START Data

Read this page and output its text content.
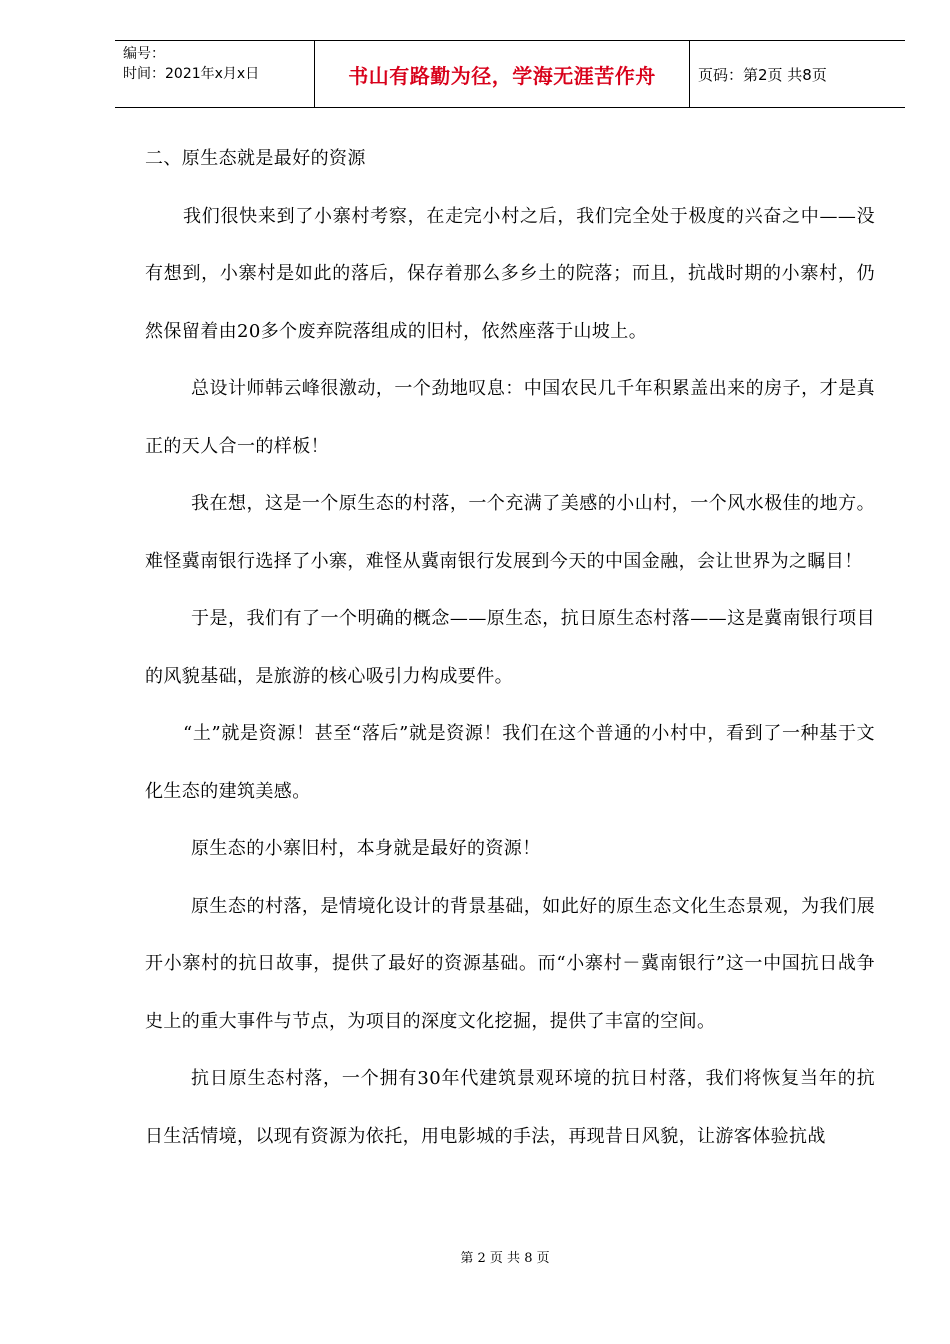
编号：
时间：2021年x月x日	书山有路勤为径，学海无涯苦作舟	页码：第2页 共8页

二、原生态就是最好的资源

我们很快来到了小寨村考察，在走完小村之后，我们完全处于极度的兴奋之中——没有想到，小寨村是如此的落后，保存着那么多乡土的院落；而且，抗战时期的小寨村，仍然保留着由20多个废弃院落组成的旧村，依然座落于山坡上。

总设计师韩云峰很激动，一个劲地叹息：中国农民几千年积累盖出来的房子，才是真正的天人合一的样板！

我在想，这是一个原生态的村落，一个充满了美感的小山村，一个风水极佳的地方。难怪冀南银行选择了小寨，难怪从冀南银行发展到今天的中国金融，会让世界为之瞩目！

于是，我们有了一个明确的概念——原生态，抗日原生态村落——这是冀南银行项目的风貌基础，是旅游的核心吸引力构成要件。

“土”就是资源！甚至“落后”就是资源！我们在这个普通的小村中，看到了一种基于文化生态的建筑美感。

原生态的小寨旧村，本身就是最好的资源！

原生态的村落，是情境化设计的背景基础，如此好的原生态文化生态景观，为我们展开小寨村的抗日故事，提供了最好的资源基础。而“小寨村－冀南银行”这一中国抗日战争史上的重大事件与节点，为项目的深度文化挖掘，提供了丰富的空间。

抗日原生态村落，一个拥有30年代建筑景观环境的抗日村落，我们将恢复当年的抗日生活情境，以现有资源为依托，用电影城的手法，再现昔日风貌，让游客体验抗战

第 2 页 共 8 页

END Data

## Prompt
Write every record out again exactly; no pictures belong in the copy.

## Completed exercise
Read this page and output its text content.
编号：
时间：2021年x月x日	书山有路勤为径，学海无涯苦作舟	页码：第2页 共8页

二、原生态就是最好的资源

我们很快来到了小寨村考察，在走完小村之后，我们完全处于极度的兴奋之中——没有想到，小寨村是如此的落后，保存着那么多乡土的院落；而且，抗战时期的小寨村，仍然保留着由20多个废弃院落组成的旧村，依然座落于山坡上。

总设计师韩云峰很激动，一个劲地叹息：中国农民几千年积累盖出来的房子，才是真正的天人合一的样板！

我在想，这是一个原生态的村落，一个充满了美感的小山村，一个风水极佳的地方。难怪冀南银行选择了小寨，难怪从冀南银行发展到今天的中国金融，会让世界为之瞩目！

于是，我们有了一个明确的概念——原生态，抗日原生态村落——这是冀南银行项目的风貌基础，是旅游的核心吸引力构成要件。

“土”就是资源！甚至“落后”就是资源！我们在这个普通的小村中，看到了一种基于文化生态的建筑美感。

原生态的小寨旧村，本身就是最好的资源！

原生态的村落，是情境化设计的背景基础，如此好的原生态文化生态景观，为我们展开小寨村的抗日故事，提供了最好的资源基础。而“小寨村－冀南银行”这一中国抗日战争史上的重大事件与节点，为项目的深度文化挖掘，提供了丰富的空间。

抗日原生态村落，一个拥有30年代建筑景观环境的抗日村落，我们将恢复当年的抗日生活情境，以现有资源为依托，用电影城的手法，再现昔日风貌，让游客体验抗战

第 2 页 共 8 页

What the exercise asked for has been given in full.